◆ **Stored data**
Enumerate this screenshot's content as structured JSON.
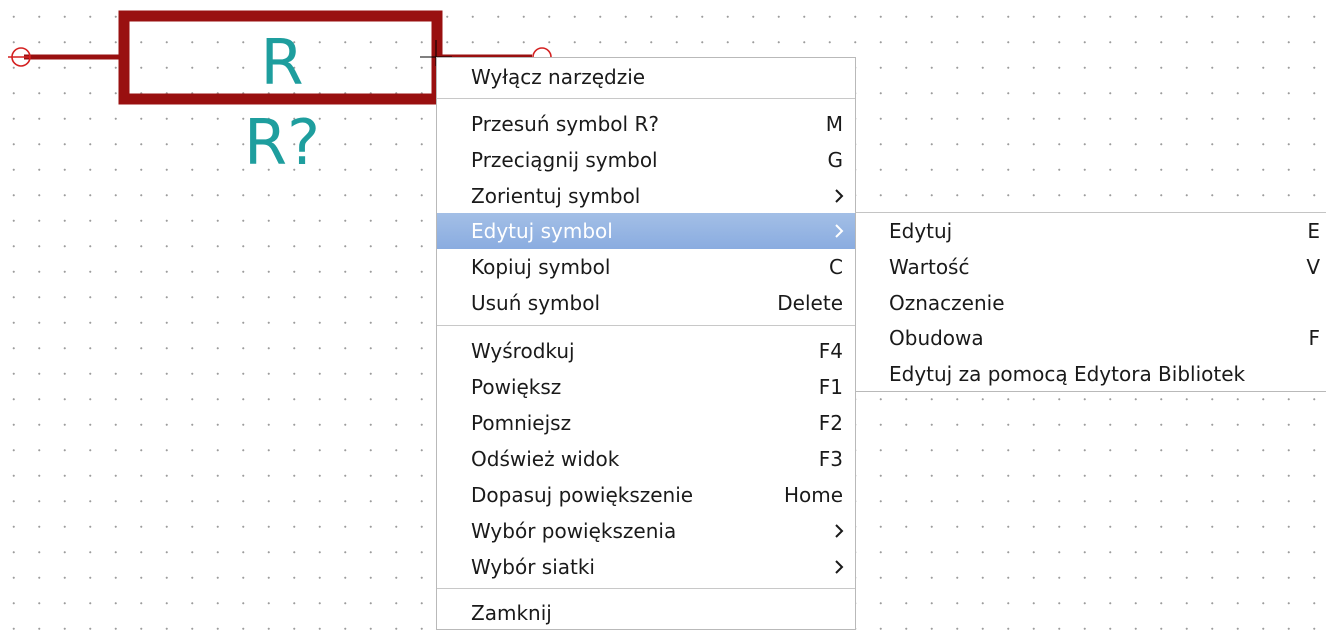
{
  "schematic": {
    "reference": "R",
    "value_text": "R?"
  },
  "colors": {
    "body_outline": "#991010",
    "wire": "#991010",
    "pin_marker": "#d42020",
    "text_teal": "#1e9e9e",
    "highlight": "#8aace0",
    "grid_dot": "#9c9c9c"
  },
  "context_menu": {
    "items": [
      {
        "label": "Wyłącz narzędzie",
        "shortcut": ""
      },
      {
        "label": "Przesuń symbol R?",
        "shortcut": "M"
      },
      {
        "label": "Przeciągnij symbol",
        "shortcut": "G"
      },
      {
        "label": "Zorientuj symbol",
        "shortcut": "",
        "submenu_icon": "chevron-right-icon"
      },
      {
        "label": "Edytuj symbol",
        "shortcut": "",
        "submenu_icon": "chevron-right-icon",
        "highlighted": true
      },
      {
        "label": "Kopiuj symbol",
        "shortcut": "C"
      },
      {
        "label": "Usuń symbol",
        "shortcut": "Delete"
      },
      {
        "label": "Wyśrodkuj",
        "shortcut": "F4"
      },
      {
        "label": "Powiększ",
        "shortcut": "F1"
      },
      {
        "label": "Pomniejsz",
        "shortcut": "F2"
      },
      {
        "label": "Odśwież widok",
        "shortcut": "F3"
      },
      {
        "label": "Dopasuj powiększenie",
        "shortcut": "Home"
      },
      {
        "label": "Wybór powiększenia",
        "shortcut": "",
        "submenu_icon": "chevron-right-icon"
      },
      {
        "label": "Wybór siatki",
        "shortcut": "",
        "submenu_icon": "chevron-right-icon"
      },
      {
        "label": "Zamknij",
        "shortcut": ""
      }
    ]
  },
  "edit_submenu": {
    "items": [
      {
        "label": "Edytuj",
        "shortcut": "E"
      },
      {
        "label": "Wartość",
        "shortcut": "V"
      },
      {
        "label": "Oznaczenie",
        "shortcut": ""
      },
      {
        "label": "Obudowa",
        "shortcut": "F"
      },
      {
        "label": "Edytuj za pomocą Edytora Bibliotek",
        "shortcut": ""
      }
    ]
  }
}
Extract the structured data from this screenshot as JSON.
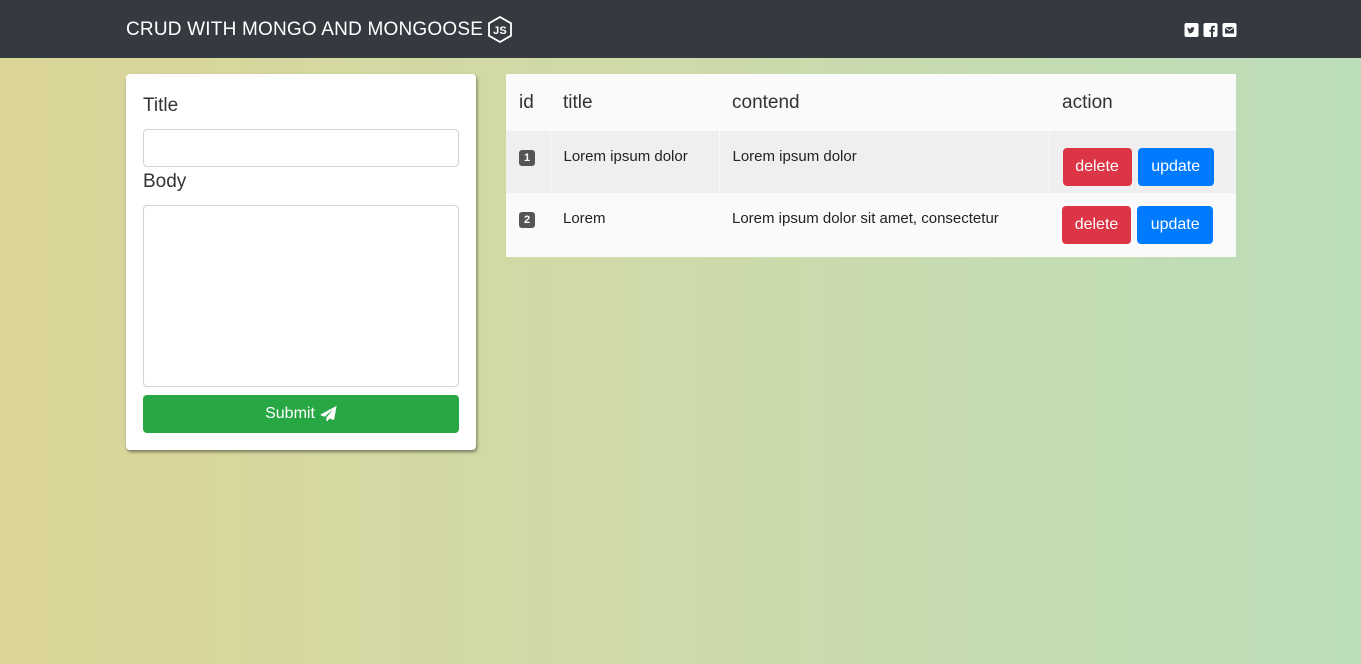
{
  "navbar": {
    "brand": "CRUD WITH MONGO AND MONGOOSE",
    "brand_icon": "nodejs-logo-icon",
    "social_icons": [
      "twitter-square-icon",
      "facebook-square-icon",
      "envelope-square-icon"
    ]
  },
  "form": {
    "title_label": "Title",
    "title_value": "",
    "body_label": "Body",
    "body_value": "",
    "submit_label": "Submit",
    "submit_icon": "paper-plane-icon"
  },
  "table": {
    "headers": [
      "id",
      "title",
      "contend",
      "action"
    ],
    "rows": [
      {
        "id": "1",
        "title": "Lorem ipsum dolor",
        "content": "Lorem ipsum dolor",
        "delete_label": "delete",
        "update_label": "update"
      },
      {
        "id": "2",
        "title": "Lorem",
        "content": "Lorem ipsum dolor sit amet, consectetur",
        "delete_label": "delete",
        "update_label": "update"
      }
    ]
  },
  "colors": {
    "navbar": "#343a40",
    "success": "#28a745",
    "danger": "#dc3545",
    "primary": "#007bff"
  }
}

◆ **Short problem**
Keep every word of the data as it is when you write it out, but drop the pictures.

◆ **Answer below**
Enumerate this screenshot's content as structured JSON.
{
  "schematic": {
    "reference": "R",
    "value_text": "R?"
  },
  "colors": {
    "body_outline": "#991010",
    "wire": "#991010",
    "pin_marker": "#d42020",
    "text_teal": "#1e9e9e",
    "highlight": "#8aace0",
    "grid_dot": "#9c9c9c"
  },
  "context_menu": {
    "items": [
      {
        "label": "Wyłącz narzędzie",
        "shortcut": ""
      },
      {
        "label": "Przesuń symbol R?",
        "shortcut": "M"
      },
      {
        "label": "Przeciągnij symbol",
        "shortcut": "G"
      },
      {
        "label": "Zorientuj symbol",
        "shortcut": "",
        "submenu_icon": "chevron-right-icon"
      },
      {
        "label": "Edytuj symbol",
        "shortcut": "",
        "submenu_icon": "chevron-right-icon",
        "highlighted": true
      },
      {
        "label": "Kopiuj symbol",
        "shortcut": "C"
      },
      {
        "label": "Usuń symbol",
        "shortcut": "Delete"
      },
      {
        "label": "Wyśrodkuj",
        "shortcut": "F4"
      },
      {
        "label": "Powiększ",
        "shortcut": "F1"
      },
      {
        "label": "Pomniejsz",
        "shortcut": "F2"
      },
      {
        "label": "Odśwież widok",
        "shortcut": "F3"
      },
      {
        "label": "Dopasuj powiększenie",
        "shortcut": "Home"
      },
      {
        "label": "Wybór powiększenia",
        "shortcut": "",
        "submenu_icon": "chevron-right-icon"
      },
      {
        "label": "Wybór siatki",
        "shortcut": "",
        "submenu_icon": "chevron-right-icon"
      },
      {
        "label": "Zamknij",
        "shortcut": ""
      }
    ]
  },
  "edit_submenu": {
    "items": [
      {
        "label": "Edytuj",
        "shortcut": "E"
      },
      {
        "label": "Wartość",
        "shortcut": "V"
      },
      {
        "label": "Oznaczenie",
        "shortcut": ""
      },
      {
        "label": "Obudowa",
        "shortcut": "F"
      },
      {
        "label": "Edytuj za pomocą Edytora Bibliotek",
        "shortcut": ""
      }
    ]
  }
}
Extract the structured data from this screenshot as JSON.
{
  "navbar": {
    "brand": "CRUD WITH MONGO AND MONGOOSE",
    "brand_icon": "nodejs-logo-icon",
    "social_icons": [
      "twitter-square-icon",
      "facebook-square-icon",
      "envelope-square-icon"
    ]
  },
  "form": {
    "title_label": "Title",
    "title_value": "",
    "body_label": "Body",
    "body_value": "",
    "submit_label": "Submit",
    "submit_icon": "paper-plane-icon"
  },
  "table": {
    "headers": [
      "id",
      "title",
      "contend",
      "action"
    ],
    "rows": [
      {
        "id": "1",
        "title": "Lorem ipsum dolor",
        "content": "Lorem ipsum dolor",
        "delete_label": "delete",
        "update_label": "update"
      },
      {
        "id": "2",
        "title": "Lorem",
        "content": "Lorem ipsum dolor sit amet, consectetur",
        "delete_label": "delete",
        "update_label": "update"
      }
    ]
  },
  "colors": {
    "navbar": "#343a40",
    "success": "#28a745",
    "danger": "#dc3545",
    "primary": "#007bff"
  }
}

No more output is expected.